----- TASK INPUTS
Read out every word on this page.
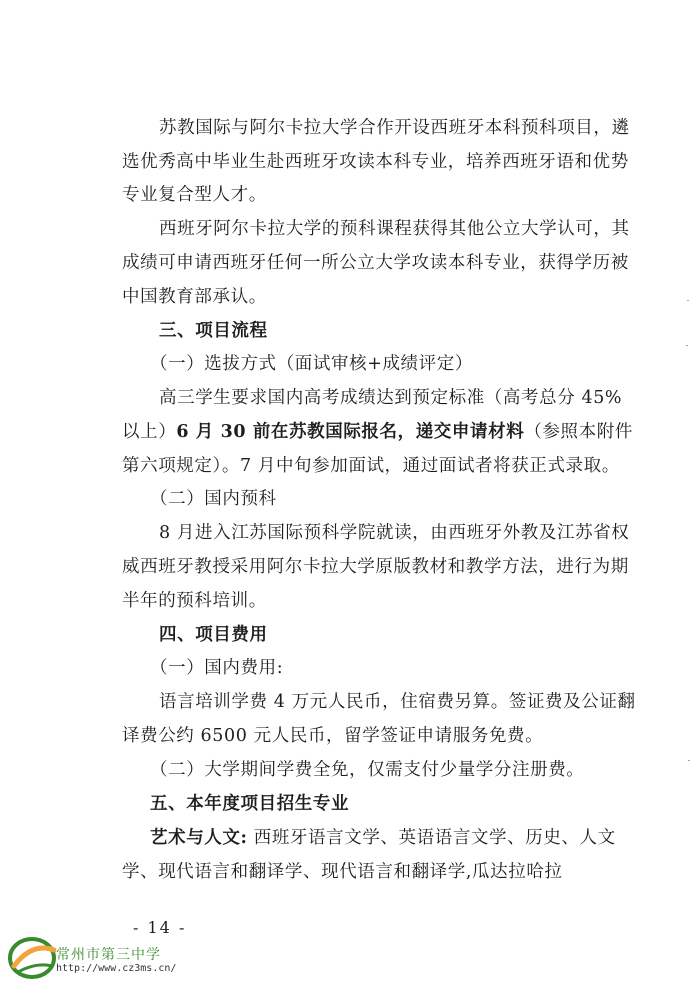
苏教国际与阿尔卡拉大学合作开设西班牙本科预科项目，遴
选优秀高中毕业生赴西班牙攻读本科专业，培养西班牙语和优势
专业复合型人才。
西班牙阿尔卡拉大学的预科课程获得其他公立大学认可，其
成绩可申请西班牙任何一所公立大学攻读本科专业，获得学历被
中国教育部承认。
三、项目流程
（一）选拔方式（面试审核+成绩评定）
高三学生要求国内高考成绩达到预定标准（高考总分 45%
以上）6 月 30 前在苏教国际报名，递交申请材料（参照本附件
第六项规定）。7 月中旬参加面试，通过面试者将获正式录取。
（二）国内预科
8 月进入江苏国际预科学院就读，由西班牙外教及江苏省权
威西班牙教授采用阿尔卡拉大学原版教材和教学方法，进行为期
半年的预科培训。
四、项目费用
（一）国内费用:
语言培训学费 4 万元人民币，住宿费另算。签证费及公证翻
译费公约 6500 元人民币，留学签证申请服务免费。
（二）大学期间学费全免，仅需支付少量学分注册费。
五、本年度项目招生专业
艺术与人文: 西班牙语言文学、英语语言文学、历史、人文
学、现代语言和翻译学、现代语言和翻译学,瓜达拉哈拉
- 14 -
常州市第三中学
http://www.cz3ms.cn/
----------
[OBJECTIVE] Can you repeat every record above exactly, apart from the pictures?

[RESPONSE FOR THIS EXERCISE]
Read out every word on this page.
苏教国际与阿尔卡拉大学合作开设西班牙本科预科项目，遴
选优秀高中毕业生赴西班牙攻读本科专业，培养西班牙语和优势
专业复合型人才。
西班牙阿尔卡拉大学的预科课程获得其他公立大学认可，其
成绩可申请西班牙任何一所公立大学攻读本科专业，获得学历被
中国教育部承认。
三、项目流程
（一）选拔方式（面试审核+成绩评定）
高三学生要求国内高考成绩达到预定标准（高考总分 45%
以上）6 月 30 前在苏教国际报名，递交申请材料（参照本附件
第六项规定）。7 月中旬参加面试，通过面试者将获正式录取。
（二）国内预科
8 月进入江苏国际预科学院就读，由西班牙外教及江苏省权
威西班牙教授采用阿尔卡拉大学原版教材和教学方法，进行为期
半年的预科培训。
四、项目费用
（一）国内费用:
语言培训学费 4 万元人民币，住宿费另算。签证费及公证翻
译费公约 6500 元人民币，留学签证申请服务免费。
（二）大学期间学费全免，仅需支付少量学分注册费。
五、本年度项目招生专业
艺术与人文: 西班牙语言文学、英语语言文学、历史、人文
学、现代语言和翻译学、现代语言和翻译学,瓜达拉哈拉
- 14 -
常州市第三中学
http://www.cz3ms.cn/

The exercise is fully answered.